Given data:
════

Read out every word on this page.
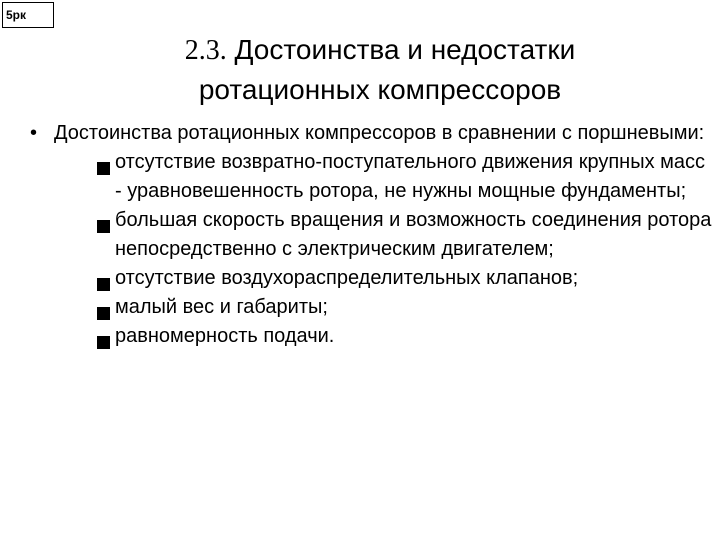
5рк
2.3. Достоинства и недостатки
ротационных компрессоров
• Достоинства ротационных компрессоров в сравнении с поршневыми:
отсутствие возвратно-поступательного движения крупных масс - уравновешенность ротора, не нужны мощные фундаменты;
большая скорость вращения и возможность соединения ротора непосредственно с электрическим двигателем;
отсутствие воздухораспределительных клапанов;
малый вес и габариты;
равномерность подачи.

════

Exercise instructions: Your answer should be a single number: the count of lines in the material above that contain "ротационных".

The answer: 2